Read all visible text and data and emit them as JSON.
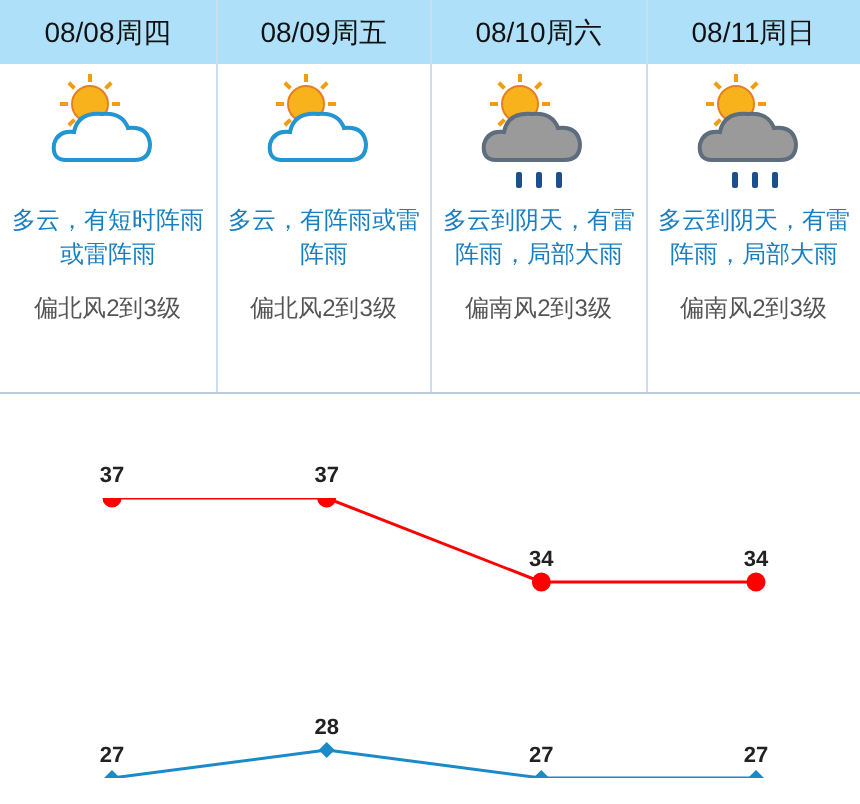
{
  "chart_data": [
    {
      "type": "other",
      "categories": [
        "08/08周四",
        "08/09周五",
        "08/10周六",
        "08/11周日"
      ],
      "annotations": [
        "多云，有短时阵雨或雷阵雨",
        "偏北风2到3级",
        "多云，有阵雨或雷阵雨",
        "偏北风2到3级",
        "多云到阴天，有雷阵雨，局部大雨",
        "偏南风2到3级",
        "多云到阴天，有雷阵雨，局部大雨",
        "偏南风2到3级"
      ]
    },
    {
      "type": "line",
      "categories": [
        null,
        null,
        null,
        null
      ],
      "series": [
        {
          "color": "#ff0000",
          "marker": "circle",
          "values": [
            37,
            37,
            34,
            34
          ]
        },
        {
          "color": "#1a8ac8",
          "marker": "diamond",
          "values": [
            27,
            28,
            27,
            27
          ]
        }
      ],
      "data_labels": true,
      "legend": false
    }
  ]
}
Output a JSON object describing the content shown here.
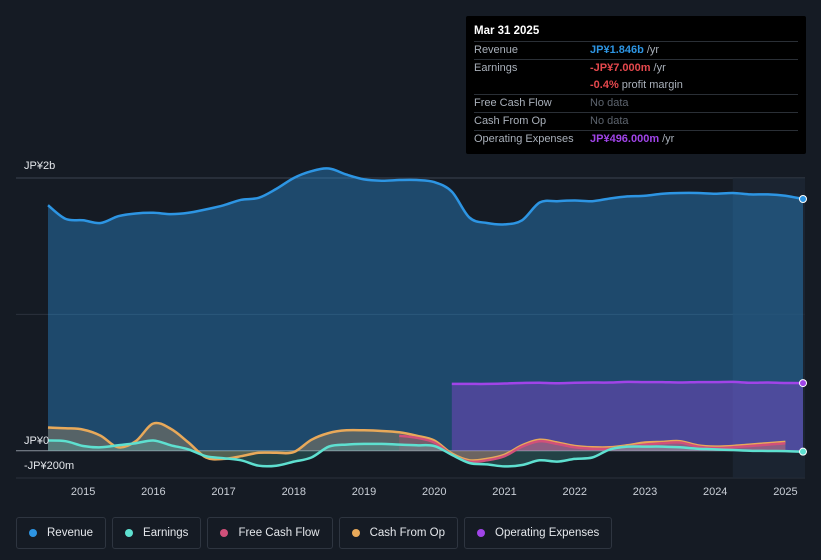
{
  "tooltip": {
    "date": "Mar 31 2025",
    "rows": [
      {
        "label": "Revenue",
        "value": "JP¥1.846b",
        "unit": "/yr",
        "color": "#2d95e3"
      },
      {
        "label": "Earnings",
        "value": "-JP¥7.000m",
        "unit": "/yr",
        "color": "#e5484d"
      },
      {
        "label": "",
        "value": "-0.4%",
        "unit": "profit margin",
        "color": "#e5484d"
      },
      {
        "label": "Free Cash Flow",
        "value": "No data",
        "unit": "",
        "color": "#5d646e"
      },
      {
        "label": "Cash From Op",
        "value": "No data",
        "unit": "",
        "color": "#5d646e"
      },
      {
        "label": "Operating Expenses",
        "value": "JP¥496.000m",
        "unit": "/yr",
        "color": "#a044e8"
      }
    ]
  },
  "legend": [
    {
      "label": "Revenue",
      "color": "#2d95e3"
    },
    {
      "label": "Earnings",
      "color": "#5ee0d0"
    },
    {
      "label": "Free Cash Flow",
      "color": "#d0507a"
    },
    {
      "label": "Cash From Op",
      "color": "#e8a95a"
    },
    {
      "label": "Operating Expenses",
      "color": "#a044e8"
    }
  ],
  "chart_data": {
    "type": "area",
    "y_tick_labels": [
      "JP¥2b",
      "JP¥0",
      "-JP¥200m"
    ],
    "x_tick_labels": [
      "2015",
      "2016",
      "2017",
      "2018",
      "2019",
      "2020",
      "2021",
      "2022",
      "2023",
      "2024",
      "2025"
    ],
    "xlim": [
      2014.5,
      2025.25
    ],
    "ylim": [
      -200,
      2000
    ],
    "unit": "JP¥ millions",
    "forecast_start": 2024.25,
    "series": [
      {
        "name": "Revenue",
        "color": "#2d95e3",
        "x": [
          2014.5,
          2014.75,
          2015.0,
          2015.25,
          2015.5,
          2015.75,
          2016.0,
          2016.25,
          2016.5,
          2016.75,
          2017.0,
          2017.25,
          2017.5,
          2017.75,
          2018.0,
          2018.25,
          2018.5,
          2018.75,
          2019.0,
          2019.25,
          2019.5,
          2019.75,
          2020.0,
          2020.25,
          2020.5,
          2020.75,
          2021.0,
          2021.25,
          2021.5,
          2021.75,
          2022.0,
          2022.25,
          2022.5,
          2022.75,
          2023.0,
          2023.25,
          2023.5,
          2023.75,
          2024.0,
          2024.25,
          2024.5,
          2024.75,
          2025.0,
          2025.25
        ],
        "values": [
          1800,
          1700,
          1690,
          1670,
          1720,
          1740,
          1745,
          1735,
          1745,
          1770,
          1800,
          1840,
          1855,
          1920,
          2000,
          2050,
          2070,
          2025,
          1990,
          1980,
          1985,
          1985,
          1970,
          1900,
          1710,
          1670,
          1660,
          1690,
          1820,
          1830,
          1835,
          1830,
          1850,
          1865,
          1870,
          1885,
          1890,
          1890,
          1885,
          1890,
          1880,
          1880,
          1870,
          1846
        ]
      },
      {
        "name": "Operating Expenses",
        "color": "#a044e8",
        "x": [
          2020.25,
          2020.5,
          2020.75,
          2021.0,
          2021.25,
          2021.5,
          2021.75,
          2022.0,
          2022.25,
          2022.5,
          2022.75,
          2023.0,
          2023.25,
          2023.5,
          2023.75,
          2024.0,
          2024.25,
          2024.5,
          2024.75,
          2025.0,
          2025.25
        ],
        "values": [
          490,
          490,
          490,
          493,
          497,
          498,
          495,
          498,
          500,
          500,
          505,
          503,
          503,
          500,
          503,
          503,
          505,
          498,
          500,
          497,
          496
        ]
      },
      {
        "name": "Cash From Op",
        "color": "#e8a95a",
        "x": [
          2014.5,
          2014.75,
          2015.0,
          2015.25,
          2015.5,
          2015.75,
          2016.0,
          2016.25,
          2016.5,
          2016.75,
          2017.0,
          2017.25,
          2017.5,
          2017.75,
          2018.0,
          2018.25,
          2018.5,
          2018.75,
          2019.0,
          2019.25,
          2019.5,
          2019.75,
          2020.0,
          2020.25,
          2020.5,
          2020.75,
          2021.0,
          2021.25,
          2021.5,
          2021.75,
          2022.0,
          2022.25,
          2022.5,
          2022.75,
          2023.0,
          2023.25,
          2023.5,
          2023.75,
          2024.0,
          2024.25,
          2024.5,
          2024.75,
          2025.0
        ],
        "values": [
          170,
          165,
          155,
          110,
          25,
          70,
          200,
          160,
          60,
          -50,
          -60,
          -40,
          -15,
          -15,
          -10,
          80,
          130,
          150,
          150,
          145,
          135,
          110,
          75,
          -20,
          -70,
          -60,
          -30,
          40,
          80,
          60,
          35,
          25,
          25,
          40,
          60,
          65,
          70,
          40,
          30,
          35,
          45,
          55,
          65
        ]
      },
      {
        "name": "Free Cash Flow",
        "color": "#d0507a",
        "x": [
          2019.5,
          2019.75,
          2020.0,
          2020.25,
          2020.5,
          2020.75,
          2021.0,
          2021.25,
          2021.5,
          2021.75,
          2022.0,
          2022.25,
          2022.5,
          2022.75,
          2023.0,
          2023.25,
          2023.5,
          2023.75,
          2024.0,
          2024.25,
          2024.5,
          2024.75,
          2025.0
        ],
        "values": [
          110,
          95,
          60,
          -30,
          -80,
          -70,
          -40,
          30,
          70,
          50,
          25,
          15,
          15,
          30,
          45,
          55,
          60,
          30,
          20,
          25,
          35,
          45,
          55
        ]
      },
      {
        "name": "Earnings",
        "color": "#5ee0d0",
        "x": [
          2014.5,
          2014.75,
          2015.0,
          2015.25,
          2015.5,
          2015.75,
          2016.0,
          2016.25,
          2016.5,
          2016.75,
          2017.0,
          2017.25,
          2017.5,
          2017.75,
          2018.0,
          2018.25,
          2018.5,
          2018.75,
          2019.0,
          2019.25,
          2019.5,
          2019.75,
          2020.0,
          2020.25,
          2020.5,
          2020.75,
          2021.0,
          2021.25,
          2021.5,
          2021.75,
          2022.0,
          2022.25,
          2022.5,
          2022.75,
          2023.0,
          2023.25,
          2023.5,
          2023.75,
          2024.0,
          2024.25,
          2024.5,
          2024.75,
          2025.0,
          2025.25
        ],
        "values": [
          75,
          70,
          35,
          25,
          40,
          55,
          75,
          40,
          10,
          -40,
          -55,
          -70,
          -110,
          -110,
          -80,
          -50,
          30,
          45,
          50,
          50,
          45,
          40,
          35,
          -30,
          -90,
          -100,
          -115,
          -105,
          -70,
          -80,
          -60,
          -50,
          10,
          30,
          30,
          30,
          25,
          15,
          10,
          5,
          0,
          -2,
          -3,
          -7
        ]
      }
    ]
  }
}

++++++++++++++++++++

• **What is required**
Find the lines that include the string "Earnings", then copy each of them.

• **Result**
        "label": "Earnings",
      "label": "Earnings",
        "name": "Earnings",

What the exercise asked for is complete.